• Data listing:
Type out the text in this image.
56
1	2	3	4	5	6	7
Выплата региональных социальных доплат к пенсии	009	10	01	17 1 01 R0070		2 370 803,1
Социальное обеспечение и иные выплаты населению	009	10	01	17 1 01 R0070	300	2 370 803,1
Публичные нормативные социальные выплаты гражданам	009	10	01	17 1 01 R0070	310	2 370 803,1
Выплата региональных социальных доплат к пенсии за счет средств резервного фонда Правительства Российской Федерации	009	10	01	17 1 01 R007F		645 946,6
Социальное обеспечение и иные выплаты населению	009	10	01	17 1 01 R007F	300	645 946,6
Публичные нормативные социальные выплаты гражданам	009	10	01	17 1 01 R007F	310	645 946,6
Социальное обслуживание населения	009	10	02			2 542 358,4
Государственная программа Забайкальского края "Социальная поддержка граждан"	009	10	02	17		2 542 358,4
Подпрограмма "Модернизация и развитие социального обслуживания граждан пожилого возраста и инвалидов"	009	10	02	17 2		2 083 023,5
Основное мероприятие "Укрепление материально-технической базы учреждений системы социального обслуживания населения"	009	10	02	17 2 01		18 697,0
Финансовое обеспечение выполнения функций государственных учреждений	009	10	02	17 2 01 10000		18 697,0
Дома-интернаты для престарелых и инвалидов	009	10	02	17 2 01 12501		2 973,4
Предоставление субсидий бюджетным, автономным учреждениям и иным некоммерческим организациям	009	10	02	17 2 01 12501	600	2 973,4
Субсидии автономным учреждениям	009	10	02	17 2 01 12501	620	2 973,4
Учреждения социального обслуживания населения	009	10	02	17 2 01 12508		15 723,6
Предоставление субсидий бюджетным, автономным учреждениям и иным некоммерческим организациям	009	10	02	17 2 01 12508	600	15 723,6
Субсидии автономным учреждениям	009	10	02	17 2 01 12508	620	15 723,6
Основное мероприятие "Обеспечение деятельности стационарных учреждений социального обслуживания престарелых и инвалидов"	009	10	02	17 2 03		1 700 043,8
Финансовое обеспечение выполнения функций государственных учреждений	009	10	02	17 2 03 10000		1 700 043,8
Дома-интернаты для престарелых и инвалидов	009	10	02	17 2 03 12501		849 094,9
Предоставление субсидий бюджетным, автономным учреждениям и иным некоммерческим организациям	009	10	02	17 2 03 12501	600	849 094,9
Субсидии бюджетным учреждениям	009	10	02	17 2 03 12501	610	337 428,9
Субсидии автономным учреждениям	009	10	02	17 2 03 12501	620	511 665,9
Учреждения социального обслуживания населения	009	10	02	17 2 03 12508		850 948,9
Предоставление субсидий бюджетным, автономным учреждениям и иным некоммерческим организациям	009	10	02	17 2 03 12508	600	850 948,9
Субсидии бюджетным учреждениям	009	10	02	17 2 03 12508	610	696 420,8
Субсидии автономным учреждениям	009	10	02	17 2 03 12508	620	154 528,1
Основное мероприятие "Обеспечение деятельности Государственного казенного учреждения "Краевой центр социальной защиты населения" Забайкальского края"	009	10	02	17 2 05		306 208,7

• Problem to solve: In the records above, how many lines include the string "Публичные"? Answer with only the number.

• Result for this task: 2